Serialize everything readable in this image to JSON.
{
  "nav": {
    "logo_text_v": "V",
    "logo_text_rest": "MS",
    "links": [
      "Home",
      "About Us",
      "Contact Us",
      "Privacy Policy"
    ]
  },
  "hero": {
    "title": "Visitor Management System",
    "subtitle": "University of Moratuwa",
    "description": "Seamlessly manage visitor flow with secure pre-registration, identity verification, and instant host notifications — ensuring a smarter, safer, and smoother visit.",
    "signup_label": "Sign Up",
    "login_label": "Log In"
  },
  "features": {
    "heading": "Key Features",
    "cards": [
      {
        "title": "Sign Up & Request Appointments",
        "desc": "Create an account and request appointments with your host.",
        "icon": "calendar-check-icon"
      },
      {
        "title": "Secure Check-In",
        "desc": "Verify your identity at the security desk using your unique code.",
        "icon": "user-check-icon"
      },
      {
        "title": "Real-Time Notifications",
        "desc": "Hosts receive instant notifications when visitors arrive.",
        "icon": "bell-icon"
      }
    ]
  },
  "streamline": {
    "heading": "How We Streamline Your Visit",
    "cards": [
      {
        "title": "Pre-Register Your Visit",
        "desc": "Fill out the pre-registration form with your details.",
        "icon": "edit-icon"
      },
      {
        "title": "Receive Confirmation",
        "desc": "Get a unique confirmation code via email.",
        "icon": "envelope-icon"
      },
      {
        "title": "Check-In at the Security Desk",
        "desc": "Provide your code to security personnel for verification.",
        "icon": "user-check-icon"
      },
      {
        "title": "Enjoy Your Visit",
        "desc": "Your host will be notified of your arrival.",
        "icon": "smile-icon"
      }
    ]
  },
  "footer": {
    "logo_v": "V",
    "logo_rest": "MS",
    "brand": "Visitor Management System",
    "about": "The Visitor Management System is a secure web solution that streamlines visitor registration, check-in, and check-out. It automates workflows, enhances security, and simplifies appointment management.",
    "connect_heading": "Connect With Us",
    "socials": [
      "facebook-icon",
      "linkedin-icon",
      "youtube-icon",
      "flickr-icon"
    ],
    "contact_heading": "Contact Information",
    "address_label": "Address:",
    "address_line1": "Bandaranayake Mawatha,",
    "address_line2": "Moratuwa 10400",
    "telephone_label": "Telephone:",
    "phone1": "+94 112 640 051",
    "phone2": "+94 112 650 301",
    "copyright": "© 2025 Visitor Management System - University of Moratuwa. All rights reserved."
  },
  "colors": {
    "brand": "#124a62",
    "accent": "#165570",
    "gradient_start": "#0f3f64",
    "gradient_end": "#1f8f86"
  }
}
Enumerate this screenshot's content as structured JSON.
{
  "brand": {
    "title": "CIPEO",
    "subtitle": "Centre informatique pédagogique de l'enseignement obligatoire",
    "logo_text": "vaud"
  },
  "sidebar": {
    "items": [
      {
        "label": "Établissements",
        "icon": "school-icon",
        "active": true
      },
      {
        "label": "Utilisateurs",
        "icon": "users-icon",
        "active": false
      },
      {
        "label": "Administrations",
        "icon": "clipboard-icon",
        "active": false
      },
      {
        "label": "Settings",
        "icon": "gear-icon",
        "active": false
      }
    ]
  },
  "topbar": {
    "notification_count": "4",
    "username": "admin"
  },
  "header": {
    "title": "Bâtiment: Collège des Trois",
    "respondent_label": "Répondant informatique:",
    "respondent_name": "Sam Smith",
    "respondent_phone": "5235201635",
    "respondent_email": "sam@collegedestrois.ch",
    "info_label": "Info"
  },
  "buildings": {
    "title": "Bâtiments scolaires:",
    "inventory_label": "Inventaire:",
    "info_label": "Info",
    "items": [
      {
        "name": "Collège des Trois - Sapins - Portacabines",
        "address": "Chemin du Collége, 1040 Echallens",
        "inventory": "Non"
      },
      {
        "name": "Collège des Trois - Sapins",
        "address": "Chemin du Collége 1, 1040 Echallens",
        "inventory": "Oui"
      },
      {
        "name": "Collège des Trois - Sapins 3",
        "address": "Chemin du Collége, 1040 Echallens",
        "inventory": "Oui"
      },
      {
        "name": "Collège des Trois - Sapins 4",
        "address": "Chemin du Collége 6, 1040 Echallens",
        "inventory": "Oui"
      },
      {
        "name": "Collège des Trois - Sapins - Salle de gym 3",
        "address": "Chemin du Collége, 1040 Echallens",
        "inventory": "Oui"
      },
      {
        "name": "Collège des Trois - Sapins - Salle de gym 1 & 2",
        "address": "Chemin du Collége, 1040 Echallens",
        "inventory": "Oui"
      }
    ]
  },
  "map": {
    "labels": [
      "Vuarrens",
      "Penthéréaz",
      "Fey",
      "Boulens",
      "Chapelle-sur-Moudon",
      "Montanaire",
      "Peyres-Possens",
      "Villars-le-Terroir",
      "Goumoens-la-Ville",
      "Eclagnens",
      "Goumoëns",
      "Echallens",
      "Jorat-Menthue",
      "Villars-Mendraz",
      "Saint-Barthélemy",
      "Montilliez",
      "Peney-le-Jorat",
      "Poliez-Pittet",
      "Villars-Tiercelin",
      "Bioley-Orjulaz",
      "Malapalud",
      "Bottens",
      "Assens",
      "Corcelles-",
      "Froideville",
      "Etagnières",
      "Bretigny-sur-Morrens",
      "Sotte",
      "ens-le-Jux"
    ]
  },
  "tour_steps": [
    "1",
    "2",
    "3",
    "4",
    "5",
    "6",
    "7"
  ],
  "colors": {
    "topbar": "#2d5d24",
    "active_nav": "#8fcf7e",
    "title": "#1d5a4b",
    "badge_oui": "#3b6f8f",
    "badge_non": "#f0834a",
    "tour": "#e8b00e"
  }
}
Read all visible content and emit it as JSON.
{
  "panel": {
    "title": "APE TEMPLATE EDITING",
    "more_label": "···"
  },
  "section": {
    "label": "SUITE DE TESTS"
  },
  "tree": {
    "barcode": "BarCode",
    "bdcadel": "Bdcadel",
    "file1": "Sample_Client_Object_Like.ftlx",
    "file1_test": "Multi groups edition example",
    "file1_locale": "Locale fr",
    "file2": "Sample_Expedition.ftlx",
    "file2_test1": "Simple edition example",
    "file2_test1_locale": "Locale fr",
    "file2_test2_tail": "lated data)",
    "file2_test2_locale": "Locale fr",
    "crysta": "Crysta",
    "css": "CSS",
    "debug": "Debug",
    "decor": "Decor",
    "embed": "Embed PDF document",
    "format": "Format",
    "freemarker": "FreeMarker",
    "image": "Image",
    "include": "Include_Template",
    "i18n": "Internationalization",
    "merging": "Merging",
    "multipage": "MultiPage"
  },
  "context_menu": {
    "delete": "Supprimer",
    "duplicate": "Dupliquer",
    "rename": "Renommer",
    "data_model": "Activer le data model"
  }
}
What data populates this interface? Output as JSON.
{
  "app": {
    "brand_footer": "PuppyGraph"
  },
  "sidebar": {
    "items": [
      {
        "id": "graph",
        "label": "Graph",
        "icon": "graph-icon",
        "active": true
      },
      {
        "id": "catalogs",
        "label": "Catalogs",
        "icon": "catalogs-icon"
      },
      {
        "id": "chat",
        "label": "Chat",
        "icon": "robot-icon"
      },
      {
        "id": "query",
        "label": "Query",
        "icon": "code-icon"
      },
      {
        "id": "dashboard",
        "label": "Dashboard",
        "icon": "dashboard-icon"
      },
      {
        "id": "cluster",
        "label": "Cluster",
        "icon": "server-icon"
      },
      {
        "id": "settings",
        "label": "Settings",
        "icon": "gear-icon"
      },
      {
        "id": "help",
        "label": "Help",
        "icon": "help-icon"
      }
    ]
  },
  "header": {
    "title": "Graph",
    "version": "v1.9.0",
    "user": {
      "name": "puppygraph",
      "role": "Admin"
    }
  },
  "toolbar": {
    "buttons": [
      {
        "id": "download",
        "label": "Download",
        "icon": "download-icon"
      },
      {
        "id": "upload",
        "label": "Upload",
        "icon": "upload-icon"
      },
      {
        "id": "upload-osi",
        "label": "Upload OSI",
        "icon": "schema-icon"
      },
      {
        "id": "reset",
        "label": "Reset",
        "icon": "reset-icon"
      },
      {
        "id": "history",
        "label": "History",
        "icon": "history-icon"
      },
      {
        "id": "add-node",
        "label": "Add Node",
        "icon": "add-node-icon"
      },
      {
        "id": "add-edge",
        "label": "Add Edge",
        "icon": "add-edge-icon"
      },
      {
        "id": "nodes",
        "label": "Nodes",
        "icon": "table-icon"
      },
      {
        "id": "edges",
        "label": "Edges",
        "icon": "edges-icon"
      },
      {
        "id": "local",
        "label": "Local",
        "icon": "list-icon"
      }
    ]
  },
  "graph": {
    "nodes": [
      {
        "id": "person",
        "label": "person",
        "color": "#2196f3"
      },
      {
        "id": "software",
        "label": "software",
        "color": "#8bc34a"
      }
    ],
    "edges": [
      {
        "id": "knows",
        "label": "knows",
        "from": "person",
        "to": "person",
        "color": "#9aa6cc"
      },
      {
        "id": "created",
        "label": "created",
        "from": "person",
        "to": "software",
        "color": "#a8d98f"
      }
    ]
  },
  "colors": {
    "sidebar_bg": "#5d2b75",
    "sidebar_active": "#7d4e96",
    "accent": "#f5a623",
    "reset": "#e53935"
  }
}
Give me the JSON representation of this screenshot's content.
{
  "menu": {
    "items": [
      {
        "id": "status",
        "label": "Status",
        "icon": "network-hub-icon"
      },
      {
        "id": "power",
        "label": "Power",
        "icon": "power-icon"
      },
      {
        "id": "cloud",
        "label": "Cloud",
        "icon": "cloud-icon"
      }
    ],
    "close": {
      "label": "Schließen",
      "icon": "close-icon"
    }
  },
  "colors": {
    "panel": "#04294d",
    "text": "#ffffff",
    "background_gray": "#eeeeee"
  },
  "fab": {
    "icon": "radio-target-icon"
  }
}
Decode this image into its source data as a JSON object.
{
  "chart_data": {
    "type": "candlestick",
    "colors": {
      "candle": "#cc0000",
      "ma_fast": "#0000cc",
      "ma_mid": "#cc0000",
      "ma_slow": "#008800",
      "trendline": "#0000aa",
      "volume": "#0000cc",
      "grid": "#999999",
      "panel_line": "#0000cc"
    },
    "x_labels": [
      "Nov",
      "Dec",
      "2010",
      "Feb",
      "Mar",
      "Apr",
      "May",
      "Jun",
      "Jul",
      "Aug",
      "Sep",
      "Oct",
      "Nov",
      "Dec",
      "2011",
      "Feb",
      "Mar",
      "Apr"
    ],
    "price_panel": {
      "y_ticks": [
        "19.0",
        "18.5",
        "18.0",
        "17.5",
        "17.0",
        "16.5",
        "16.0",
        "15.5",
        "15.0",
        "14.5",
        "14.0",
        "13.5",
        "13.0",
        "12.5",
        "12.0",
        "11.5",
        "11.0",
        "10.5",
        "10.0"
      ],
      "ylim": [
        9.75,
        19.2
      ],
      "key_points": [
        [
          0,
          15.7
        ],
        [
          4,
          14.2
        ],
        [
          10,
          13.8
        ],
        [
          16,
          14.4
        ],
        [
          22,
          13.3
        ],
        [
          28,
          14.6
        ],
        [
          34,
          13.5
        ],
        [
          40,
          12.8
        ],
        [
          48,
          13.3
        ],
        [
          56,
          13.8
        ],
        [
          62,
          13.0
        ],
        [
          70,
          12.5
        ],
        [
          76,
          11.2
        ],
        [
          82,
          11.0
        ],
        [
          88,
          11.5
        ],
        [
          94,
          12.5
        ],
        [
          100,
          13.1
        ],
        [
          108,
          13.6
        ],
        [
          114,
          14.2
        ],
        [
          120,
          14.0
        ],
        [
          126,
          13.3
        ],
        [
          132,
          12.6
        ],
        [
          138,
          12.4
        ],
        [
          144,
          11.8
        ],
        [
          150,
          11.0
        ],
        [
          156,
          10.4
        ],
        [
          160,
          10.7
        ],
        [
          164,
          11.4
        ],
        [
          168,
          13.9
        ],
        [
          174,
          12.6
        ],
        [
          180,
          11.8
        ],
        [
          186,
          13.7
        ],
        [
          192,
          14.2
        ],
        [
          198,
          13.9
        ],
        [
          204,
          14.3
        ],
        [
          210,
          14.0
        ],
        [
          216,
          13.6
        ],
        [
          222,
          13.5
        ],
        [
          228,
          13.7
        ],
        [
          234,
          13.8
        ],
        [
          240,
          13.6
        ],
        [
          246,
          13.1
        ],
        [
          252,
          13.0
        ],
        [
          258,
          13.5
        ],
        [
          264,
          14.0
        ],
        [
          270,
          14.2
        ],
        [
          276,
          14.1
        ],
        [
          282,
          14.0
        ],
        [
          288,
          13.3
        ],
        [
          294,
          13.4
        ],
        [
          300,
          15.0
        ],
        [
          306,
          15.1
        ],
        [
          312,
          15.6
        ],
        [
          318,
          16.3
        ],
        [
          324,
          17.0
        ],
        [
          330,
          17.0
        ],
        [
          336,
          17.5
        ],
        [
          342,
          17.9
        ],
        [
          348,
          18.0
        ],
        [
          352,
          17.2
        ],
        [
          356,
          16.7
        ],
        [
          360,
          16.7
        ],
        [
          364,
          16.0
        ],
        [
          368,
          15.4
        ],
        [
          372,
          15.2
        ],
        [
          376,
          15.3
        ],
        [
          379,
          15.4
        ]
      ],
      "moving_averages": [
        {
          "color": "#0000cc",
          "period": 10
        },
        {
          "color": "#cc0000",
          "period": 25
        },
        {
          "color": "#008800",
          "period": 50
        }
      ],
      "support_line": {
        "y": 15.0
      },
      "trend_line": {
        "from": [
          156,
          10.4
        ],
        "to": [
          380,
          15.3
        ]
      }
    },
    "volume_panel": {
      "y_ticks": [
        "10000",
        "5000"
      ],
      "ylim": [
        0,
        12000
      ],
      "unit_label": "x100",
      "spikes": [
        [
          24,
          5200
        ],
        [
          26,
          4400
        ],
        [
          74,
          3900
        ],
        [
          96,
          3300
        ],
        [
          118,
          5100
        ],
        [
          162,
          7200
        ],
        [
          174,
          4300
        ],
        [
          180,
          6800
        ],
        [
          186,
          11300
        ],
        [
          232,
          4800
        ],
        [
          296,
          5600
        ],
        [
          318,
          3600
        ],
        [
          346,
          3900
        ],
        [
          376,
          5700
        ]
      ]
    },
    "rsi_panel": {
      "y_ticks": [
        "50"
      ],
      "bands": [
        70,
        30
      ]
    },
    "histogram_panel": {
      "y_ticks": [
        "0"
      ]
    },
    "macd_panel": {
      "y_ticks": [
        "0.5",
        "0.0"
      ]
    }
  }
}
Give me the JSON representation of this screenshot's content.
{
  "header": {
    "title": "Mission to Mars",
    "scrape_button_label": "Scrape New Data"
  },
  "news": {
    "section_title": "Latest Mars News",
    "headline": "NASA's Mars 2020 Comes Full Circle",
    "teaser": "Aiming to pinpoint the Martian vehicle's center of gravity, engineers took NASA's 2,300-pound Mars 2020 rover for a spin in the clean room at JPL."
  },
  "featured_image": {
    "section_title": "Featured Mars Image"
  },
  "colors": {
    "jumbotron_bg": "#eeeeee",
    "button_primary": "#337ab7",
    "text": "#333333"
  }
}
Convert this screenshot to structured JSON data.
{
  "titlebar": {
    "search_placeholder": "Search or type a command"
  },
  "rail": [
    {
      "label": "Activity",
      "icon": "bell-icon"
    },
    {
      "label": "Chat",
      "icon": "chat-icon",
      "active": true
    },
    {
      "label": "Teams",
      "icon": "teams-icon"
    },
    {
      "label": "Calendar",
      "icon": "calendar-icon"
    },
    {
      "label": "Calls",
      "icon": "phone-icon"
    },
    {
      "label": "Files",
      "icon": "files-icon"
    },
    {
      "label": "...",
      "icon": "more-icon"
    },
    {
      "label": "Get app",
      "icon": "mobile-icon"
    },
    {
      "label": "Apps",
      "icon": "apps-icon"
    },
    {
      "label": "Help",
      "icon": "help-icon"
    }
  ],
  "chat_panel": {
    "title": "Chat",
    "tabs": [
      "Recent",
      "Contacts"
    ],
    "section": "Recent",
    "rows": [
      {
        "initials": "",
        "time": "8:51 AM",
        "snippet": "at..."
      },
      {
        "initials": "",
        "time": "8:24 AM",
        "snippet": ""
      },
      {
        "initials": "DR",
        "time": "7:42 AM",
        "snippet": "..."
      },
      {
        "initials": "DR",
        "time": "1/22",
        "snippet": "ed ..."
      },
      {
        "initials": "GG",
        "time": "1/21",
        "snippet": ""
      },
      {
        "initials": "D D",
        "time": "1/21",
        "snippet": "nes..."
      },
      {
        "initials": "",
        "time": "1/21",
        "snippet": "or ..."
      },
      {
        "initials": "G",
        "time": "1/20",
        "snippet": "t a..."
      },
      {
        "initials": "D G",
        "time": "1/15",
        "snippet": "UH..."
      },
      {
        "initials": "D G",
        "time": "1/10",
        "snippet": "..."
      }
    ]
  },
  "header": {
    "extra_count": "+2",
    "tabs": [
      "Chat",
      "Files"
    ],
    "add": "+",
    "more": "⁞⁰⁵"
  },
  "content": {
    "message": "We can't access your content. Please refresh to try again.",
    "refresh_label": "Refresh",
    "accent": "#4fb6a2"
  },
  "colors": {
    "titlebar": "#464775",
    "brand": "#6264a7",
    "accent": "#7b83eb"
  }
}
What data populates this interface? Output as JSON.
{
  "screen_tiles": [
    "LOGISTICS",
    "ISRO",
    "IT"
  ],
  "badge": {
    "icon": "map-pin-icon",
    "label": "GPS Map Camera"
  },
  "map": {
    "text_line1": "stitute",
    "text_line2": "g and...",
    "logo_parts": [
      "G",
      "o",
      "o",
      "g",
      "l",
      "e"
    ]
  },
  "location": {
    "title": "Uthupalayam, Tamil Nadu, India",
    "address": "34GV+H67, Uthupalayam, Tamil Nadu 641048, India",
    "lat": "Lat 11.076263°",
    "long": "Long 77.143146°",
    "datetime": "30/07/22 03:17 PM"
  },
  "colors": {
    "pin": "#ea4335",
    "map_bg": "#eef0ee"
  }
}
== == ==
PROBLEM REQUIREMENTS: Filter the records above for "registration" and copy every matching line.

OUTPUT BELOW:
    "description": "Seamlessly manage visitor flow with secure pre-registration, identity verification, and instant host notifications — ensuring a smarter, safer, and smoother visit.",
        "desc": "Fill out the pre-registration form with your details.",
    "about": "The Visitor Management System is a secure web solution that streamlines visitor registration, check-in, and check-out. It automates workflows, enhances security, and simplifies appointment management.",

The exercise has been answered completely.